(Dataset records)
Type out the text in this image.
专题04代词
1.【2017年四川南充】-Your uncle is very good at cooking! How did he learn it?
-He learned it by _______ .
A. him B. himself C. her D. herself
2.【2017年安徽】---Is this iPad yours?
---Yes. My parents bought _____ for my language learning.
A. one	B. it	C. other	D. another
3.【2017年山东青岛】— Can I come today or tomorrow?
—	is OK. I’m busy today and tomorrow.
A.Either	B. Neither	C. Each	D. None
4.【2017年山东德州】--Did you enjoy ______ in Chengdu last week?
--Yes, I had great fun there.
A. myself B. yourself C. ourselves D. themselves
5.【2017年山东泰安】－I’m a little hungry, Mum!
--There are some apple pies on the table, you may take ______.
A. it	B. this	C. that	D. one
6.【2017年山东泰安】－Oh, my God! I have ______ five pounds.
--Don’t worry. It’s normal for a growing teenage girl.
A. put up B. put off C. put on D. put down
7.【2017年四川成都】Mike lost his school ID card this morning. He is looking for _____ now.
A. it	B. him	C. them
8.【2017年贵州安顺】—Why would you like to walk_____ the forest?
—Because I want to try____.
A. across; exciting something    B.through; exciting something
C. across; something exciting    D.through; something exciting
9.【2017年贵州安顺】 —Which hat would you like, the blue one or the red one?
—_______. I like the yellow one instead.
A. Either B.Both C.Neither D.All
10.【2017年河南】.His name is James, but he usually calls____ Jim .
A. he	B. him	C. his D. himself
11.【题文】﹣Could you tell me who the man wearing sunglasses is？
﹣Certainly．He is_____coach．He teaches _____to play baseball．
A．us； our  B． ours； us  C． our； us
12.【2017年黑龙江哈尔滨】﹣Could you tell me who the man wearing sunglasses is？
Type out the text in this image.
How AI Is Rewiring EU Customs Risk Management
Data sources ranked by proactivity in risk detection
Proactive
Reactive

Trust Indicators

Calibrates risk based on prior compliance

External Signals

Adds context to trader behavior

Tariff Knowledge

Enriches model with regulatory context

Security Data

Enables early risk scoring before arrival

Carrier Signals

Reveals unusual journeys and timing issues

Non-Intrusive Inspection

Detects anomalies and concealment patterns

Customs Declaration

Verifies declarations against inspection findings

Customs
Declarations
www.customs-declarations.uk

## GIVEN EXERCISE
Transcribe every entry word for word.

## OUTPUT BELOW
Type out the text in this image.
专题04代词
1.【2017年四川南充】-Your uncle is very good at cooking! How did he learn it?
-He learned it by _______ .
A. him B. himself C. her D. herself
2.【2017年安徽】---Is this iPad yours?
---Yes. My parents bought _____ for my language learning.
A. one	B. it	C. other	D. another
3.【2017年山东青岛】— Can I come today or tomorrow?
—	is OK. I’m busy today and tomorrow.
A.Either	B. Neither	C. Each	D. None
4.【2017年山东德州】--Did you enjoy ______ in Chengdu last week?
--Yes, I had great fun there.
A. myself B. yourself C. ourselves D. themselves
5.【2017年山东泰安】－I’m a little hungry, Mum!
--There are some apple pies on the table, you may take ______.
A. it	B. this	C. that	D. one
6.【2017年山东泰安】－Oh, my God! I have ______ five pounds.
--Don’t worry. It’s normal for a growing teenage girl.
A. put up B. put off C. put on D. put down
7.【2017年四川成都】Mike lost his school ID card this morning. He is looking for _____ now.
A. it	B. him	C. them
8.【2017年贵州安顺】—Why would you like to walk_____ the forest?
—Because I want to try____.
A. across; exciting something    B.through; exciting something
C. across; something exciting    D.through; something exciting
9.【2017年贵州安顺】 —Which hat would you like, the blue one or the red one?
—_______. I like the yellow one instead.
A. Either B.Both C.Neither D.All
10.【2017年河南】.His name is James, but he usually calls____ Jim .
A. he	B. him	C. his D. himself
11.【题文】﹣Could you tell me who the man wearing sunglasses is？
﹣Certainly．He is_____coach．He teaches _____to play baseball．
A．us； our  B． ours； us  C． our； us
12.【2017年黑龙江哈尔滨】﹣Could you tell me who the man wearing sunglasses is？
Type out the text in this image.
How AI Is Rewiring EU Customs Risk Management
Data sources ranked by proactivity in risk detection
Proactive
Reactive

Trust Indicators

Calibrates risk based on prior compliance

External Signals

Adds context to trader behavior

Tariff Knowledge

Enriches model with regulatory context

Security Data

Enables early risk scoring before arrival

Carrier Signals

Reveals unusual journeys and timing issues

Non-Intrusive Inspection

Detects anomalies and concealment patterns

Customs Declaration

Verifies declarations against inspection findings

Customs
Declarations
www.customs-declarations.uk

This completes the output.